§ WHAT TO PRODUCE:
Copy out the records precisely, omitting pictures.

§ EXTRACTED MATERIAL:
☆ ☆ ☆

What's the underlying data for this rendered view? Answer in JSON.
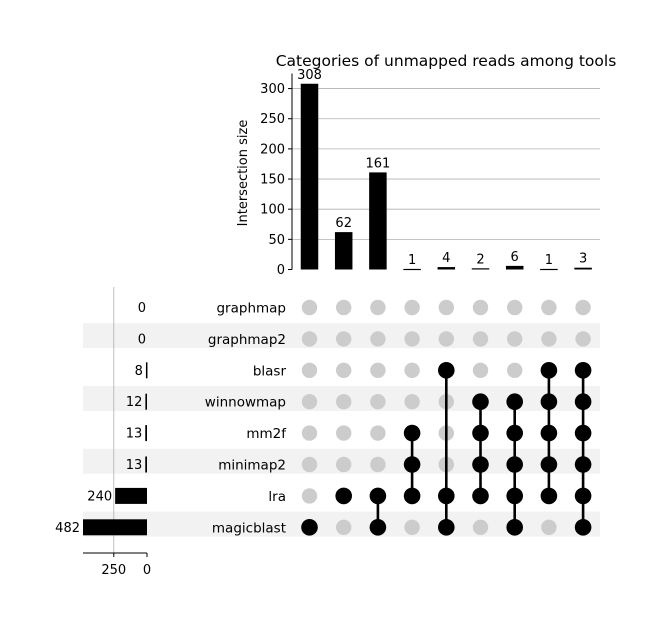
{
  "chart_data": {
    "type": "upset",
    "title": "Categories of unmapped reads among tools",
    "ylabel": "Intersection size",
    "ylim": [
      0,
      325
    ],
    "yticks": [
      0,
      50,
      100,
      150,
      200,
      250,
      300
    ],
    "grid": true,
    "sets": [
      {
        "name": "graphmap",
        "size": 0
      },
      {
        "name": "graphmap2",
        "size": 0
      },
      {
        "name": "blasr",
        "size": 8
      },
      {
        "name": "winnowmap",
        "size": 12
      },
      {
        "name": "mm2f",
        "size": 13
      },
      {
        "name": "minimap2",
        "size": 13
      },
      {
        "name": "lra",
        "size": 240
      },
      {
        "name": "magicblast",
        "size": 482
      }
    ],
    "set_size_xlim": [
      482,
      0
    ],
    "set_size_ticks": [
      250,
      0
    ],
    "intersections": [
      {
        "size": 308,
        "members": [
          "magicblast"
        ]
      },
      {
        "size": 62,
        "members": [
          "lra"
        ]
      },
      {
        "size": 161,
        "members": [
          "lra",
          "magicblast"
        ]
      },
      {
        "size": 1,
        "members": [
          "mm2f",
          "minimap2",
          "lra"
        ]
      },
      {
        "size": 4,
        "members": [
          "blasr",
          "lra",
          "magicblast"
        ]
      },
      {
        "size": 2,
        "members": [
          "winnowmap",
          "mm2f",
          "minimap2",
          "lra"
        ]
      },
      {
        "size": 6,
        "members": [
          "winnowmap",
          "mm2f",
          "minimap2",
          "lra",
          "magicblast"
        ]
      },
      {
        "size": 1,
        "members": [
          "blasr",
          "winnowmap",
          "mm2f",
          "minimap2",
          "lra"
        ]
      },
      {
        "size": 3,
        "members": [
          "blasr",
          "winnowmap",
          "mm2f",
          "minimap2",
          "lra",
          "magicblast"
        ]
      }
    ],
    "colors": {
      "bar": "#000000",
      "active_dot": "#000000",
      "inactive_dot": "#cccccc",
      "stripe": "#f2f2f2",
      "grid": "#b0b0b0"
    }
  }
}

☆ ☆ ☆

§ ANSWER FOR THE TASK:
What's the underlying data for this rendered view? Answer in JSON.
{
  "chart_data": {
    "type": "upset",
    "title": "Categories of unmapped reads among tools",
    "ylabel": "Intersection size",
    "ylim": [
      0,
      325
    ],
    "yticks": [
      0,
      50,
      100,
      150,
      200,
      250,
      300
    ],
    "grid": true,
    "sets": [
      {
        "name": "graphmap",
        "size": 0
      },
      {
        "name": "graphmap2",
        "size": 0
      },
      {
        "name": "blasr",
        "size": 8
      },
      {
        "name": "winnowmap",
        "size": 12
      },
      {
        "name": "mm2f",
        "size": 13
      },
      {
        "name": "minimap2",
        "size": 13
      },
      {
        "name": "lra",
        "size": 240
      },
      {
        "name": "magicblast",
        "size": 482
      }
    ],
    "set_size_xlim": [
      482,
      0
    ],
    "set_size_ticks": [
      250,
      0
    ],
    "intersections": [
      {
        "size": 308,
        "members": [
          "magicblast"
        ]
      },
      {
        "size": 62,
        "members": [
          "lra"
        ]
      },
      {
        "size": 161,
        "members": [
          "lra",
          "magicblast"
        ]
      },
      {
        "size": 1,
        "members": [
          "mm2f",
          "minimap2",
          "lra"
        ]
      },
      {
        "size": 4,
        "members": [
          "blasr",
          "lra",
          "magicblast"
        ]
      },
      {
        "size": 2,
        "members": [
          "winnowmap",
          "mm2f",
          "minimap2",
          "lra"
        ]
      },
      {
        "size": 6,
        "members": [
          "winnowmap",
          "mm2f",
          "minimap2",
          "lra",
          "magicblast"
        ]
      },
      {
        "size": 1,
        "members": [
          "blasr",
          "winnowmap",
          "mm2f",
          "minimap2",
          "lra"
        ]
      },
      {
        "size": 3,
        "members": [
          "blasr",
          "winnowmap",
          "mm2f",
          "minimap2",
          "lra",
          "magicblast"
        ]
      }
    ],
    "colors": {
      "bar": "#000000",
      "active_dot": "#000000",
      "inactive_dot": "#cccccc",
      "stripe": "#f2f2f2",
      "grid": "#b0b0b0"
    }
  }
}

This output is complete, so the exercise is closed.